▸ Aim: Give the number of lines that include the string "rechtsbedeling", nothing more.
:: Records to use ::
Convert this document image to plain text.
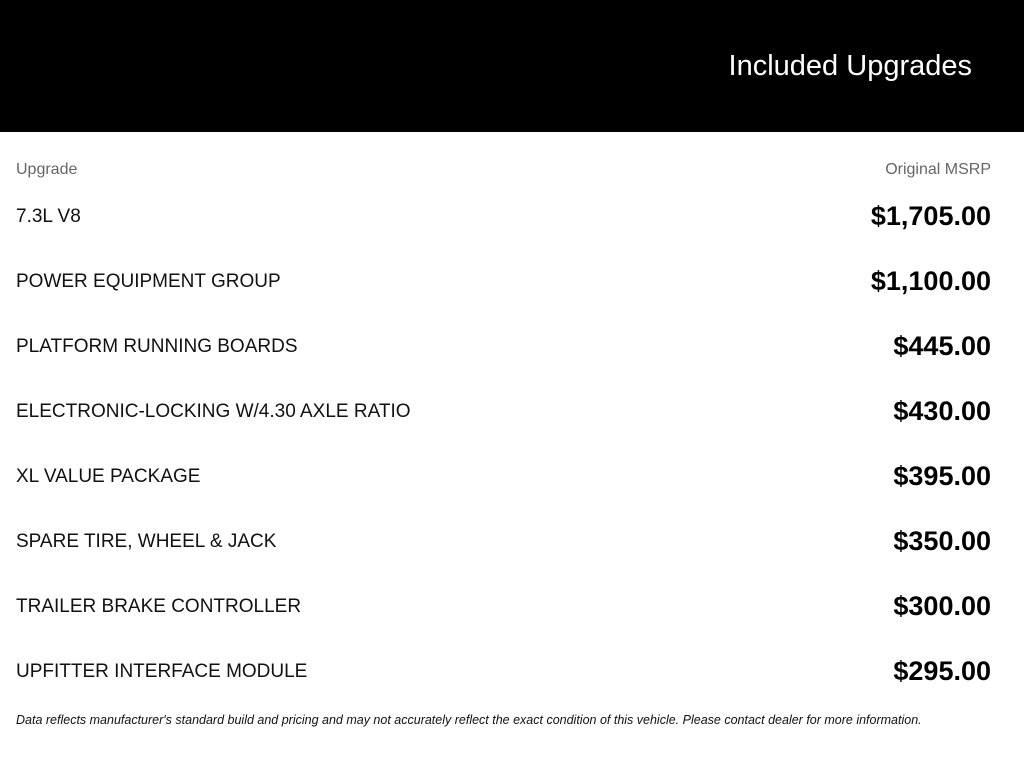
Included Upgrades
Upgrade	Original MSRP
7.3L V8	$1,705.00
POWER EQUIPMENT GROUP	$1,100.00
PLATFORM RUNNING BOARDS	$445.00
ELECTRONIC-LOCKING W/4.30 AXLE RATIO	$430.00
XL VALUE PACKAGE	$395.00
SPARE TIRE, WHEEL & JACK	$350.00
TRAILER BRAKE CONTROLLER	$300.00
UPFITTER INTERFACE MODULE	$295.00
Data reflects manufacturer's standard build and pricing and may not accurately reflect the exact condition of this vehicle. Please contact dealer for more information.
:::
:: Records to use ::
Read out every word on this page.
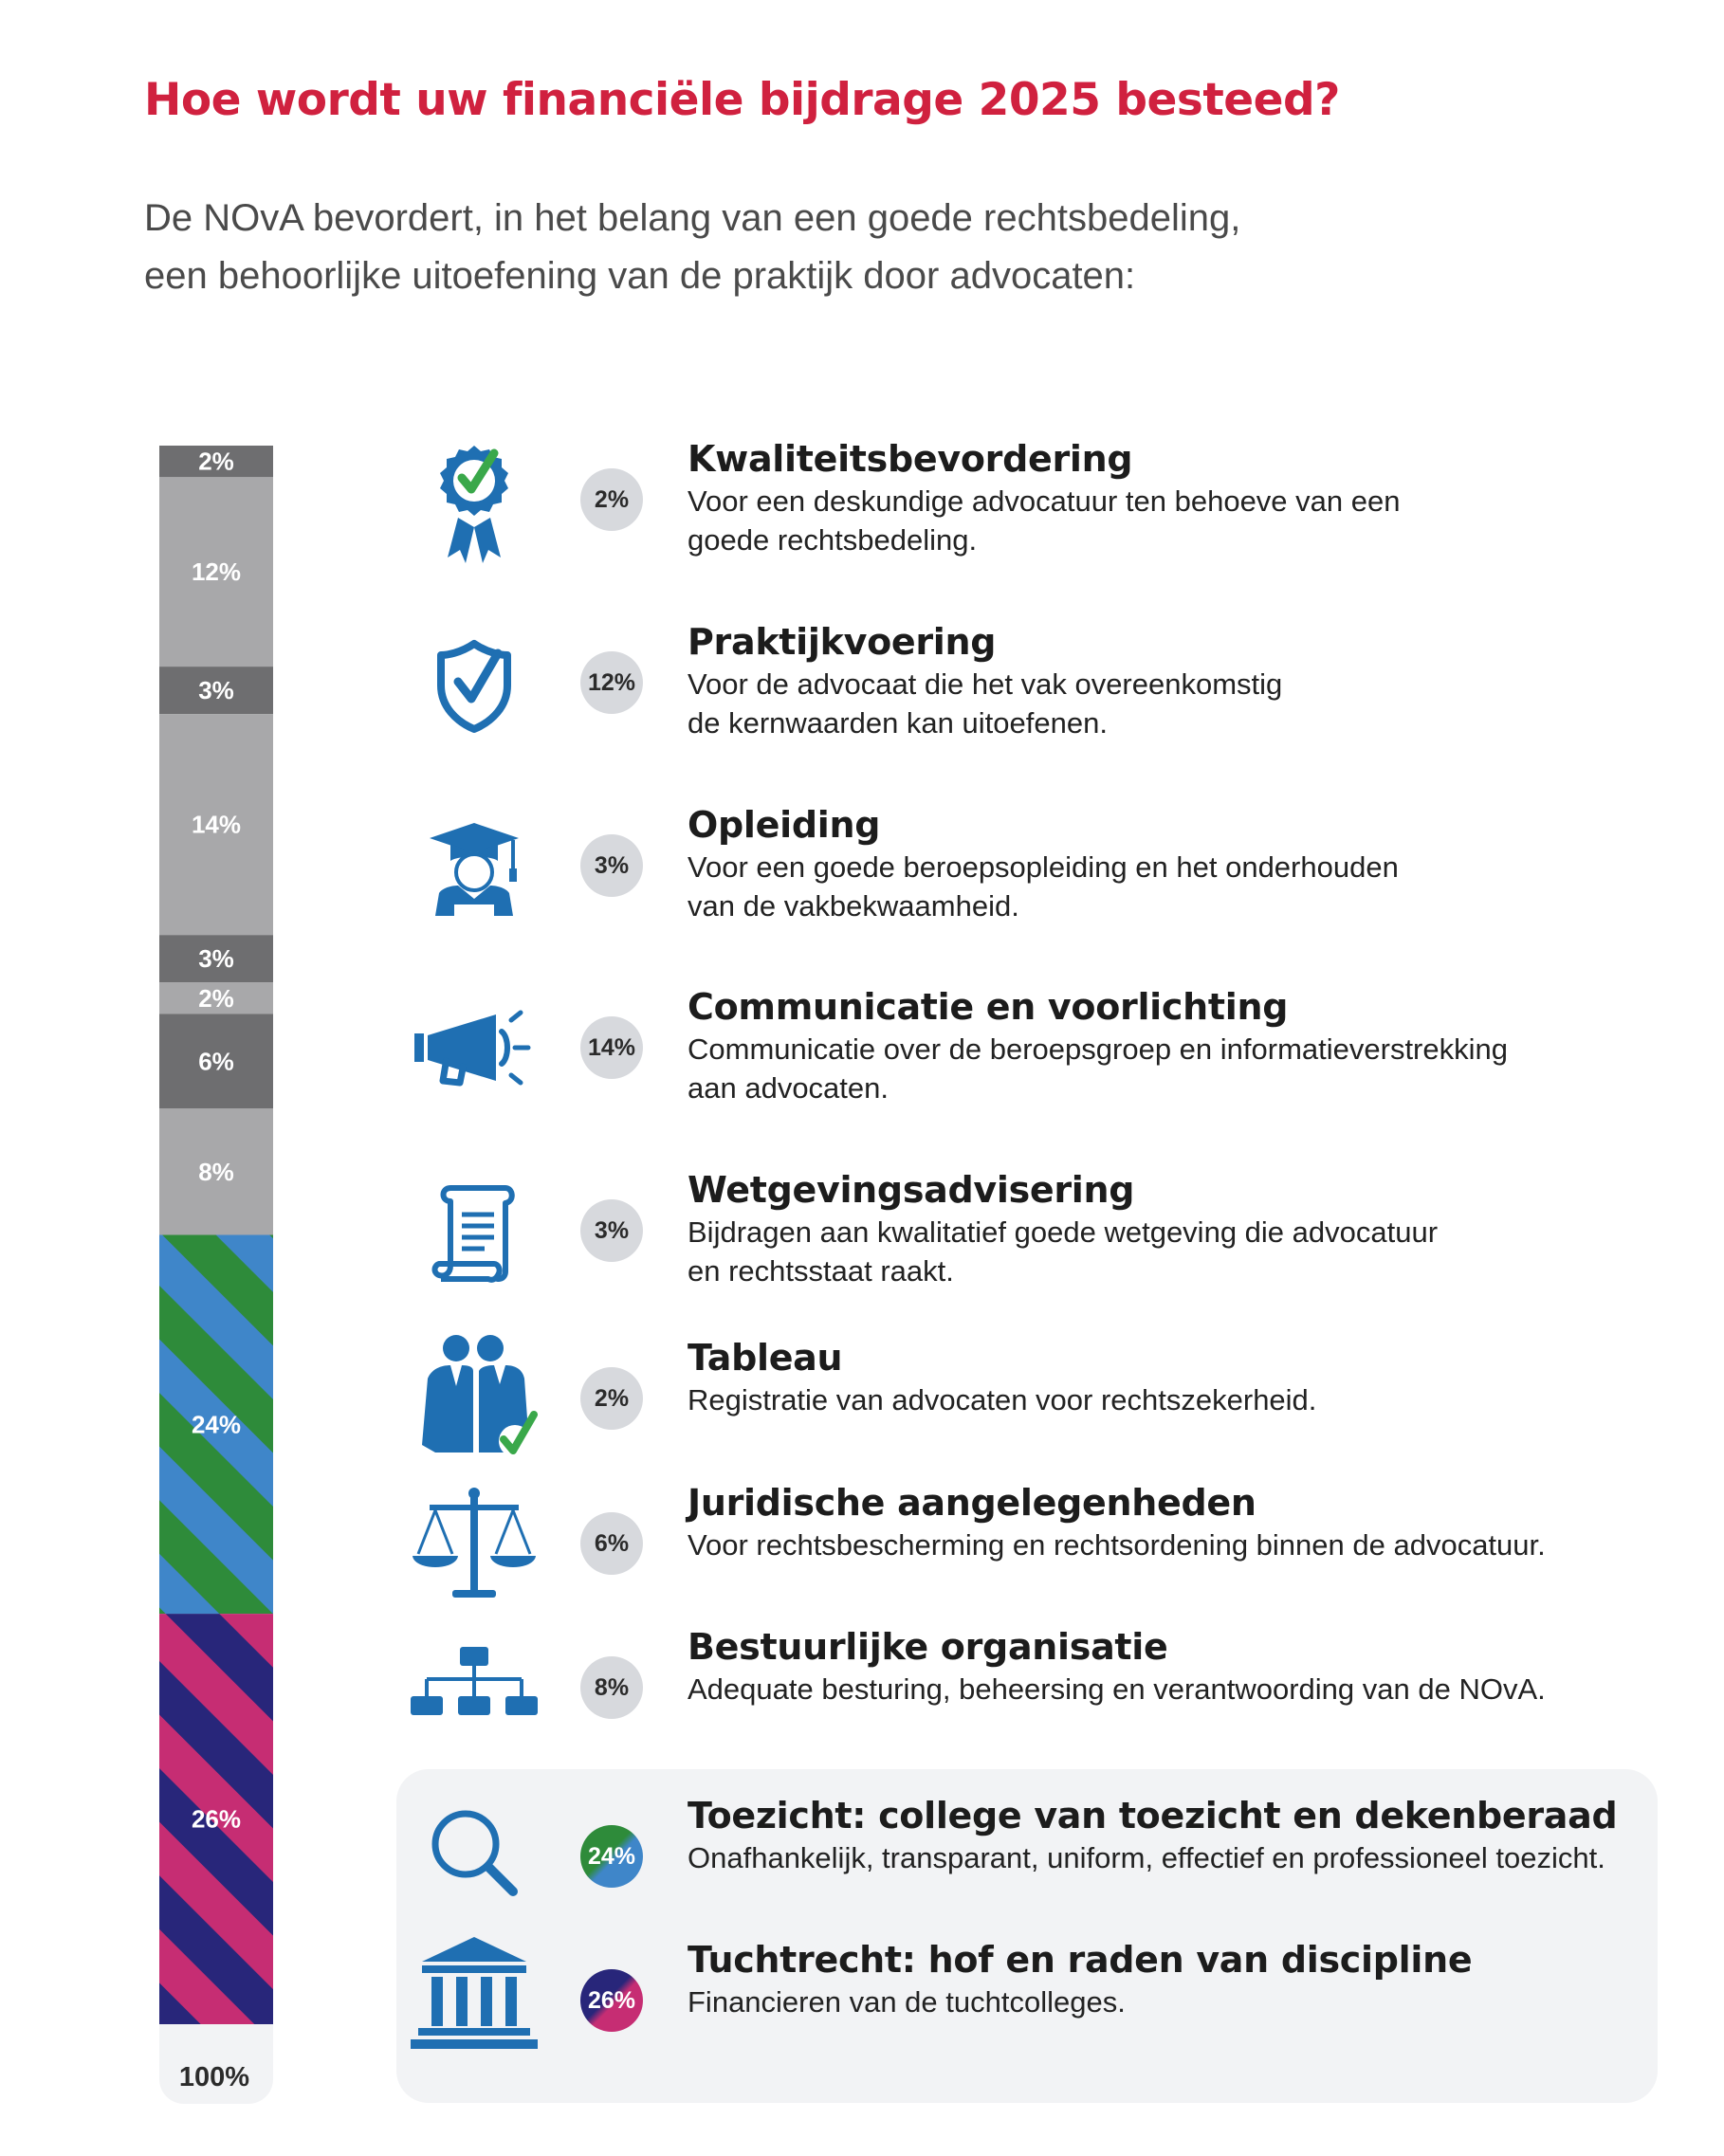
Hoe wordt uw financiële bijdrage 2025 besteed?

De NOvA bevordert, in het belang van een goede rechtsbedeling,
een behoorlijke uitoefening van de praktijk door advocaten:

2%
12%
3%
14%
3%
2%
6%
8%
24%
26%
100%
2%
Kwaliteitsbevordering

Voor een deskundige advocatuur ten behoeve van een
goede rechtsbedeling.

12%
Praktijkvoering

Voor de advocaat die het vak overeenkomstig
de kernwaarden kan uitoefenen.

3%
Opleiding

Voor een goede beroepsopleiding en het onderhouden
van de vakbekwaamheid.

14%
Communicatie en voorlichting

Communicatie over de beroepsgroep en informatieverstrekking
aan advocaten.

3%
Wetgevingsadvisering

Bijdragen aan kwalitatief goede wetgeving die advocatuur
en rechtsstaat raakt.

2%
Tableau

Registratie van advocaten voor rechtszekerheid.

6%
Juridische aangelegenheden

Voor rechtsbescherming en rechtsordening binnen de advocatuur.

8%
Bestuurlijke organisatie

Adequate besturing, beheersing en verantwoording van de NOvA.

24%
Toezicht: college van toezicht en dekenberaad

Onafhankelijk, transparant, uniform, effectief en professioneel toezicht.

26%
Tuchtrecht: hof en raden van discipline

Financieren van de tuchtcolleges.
:::
▸ Full solution: 2